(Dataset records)
================================

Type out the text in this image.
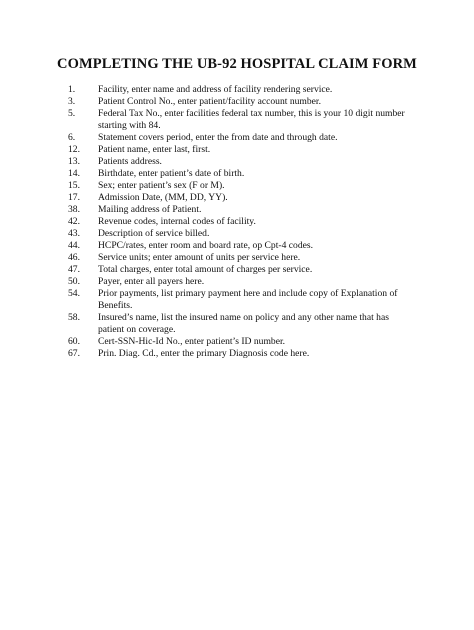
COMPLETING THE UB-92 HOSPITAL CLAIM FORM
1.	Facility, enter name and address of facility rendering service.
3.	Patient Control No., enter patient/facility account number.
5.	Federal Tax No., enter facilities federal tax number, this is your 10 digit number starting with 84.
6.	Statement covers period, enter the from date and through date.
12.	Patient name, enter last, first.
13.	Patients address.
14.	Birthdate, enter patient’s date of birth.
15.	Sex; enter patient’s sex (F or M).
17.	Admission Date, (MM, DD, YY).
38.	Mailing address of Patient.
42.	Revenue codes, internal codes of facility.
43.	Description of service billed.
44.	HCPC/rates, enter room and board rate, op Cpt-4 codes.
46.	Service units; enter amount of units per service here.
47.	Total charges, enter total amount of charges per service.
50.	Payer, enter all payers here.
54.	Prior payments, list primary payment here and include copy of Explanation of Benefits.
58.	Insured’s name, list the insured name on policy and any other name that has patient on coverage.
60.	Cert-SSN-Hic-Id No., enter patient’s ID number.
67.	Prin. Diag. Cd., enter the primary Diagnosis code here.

================================

▸ **Required action**: Among the lines above, find those with the word "here". Copy them.

▸ **Answer space**:
46.	Service units; enter amount of units per service here.
50.	Payer, enter all payers here.
54.	Prior payments, list primary payment here and include copy of Explanation of Benefits.
67.	Prin. Diag. Cd., enter the primary Diagnosis code here.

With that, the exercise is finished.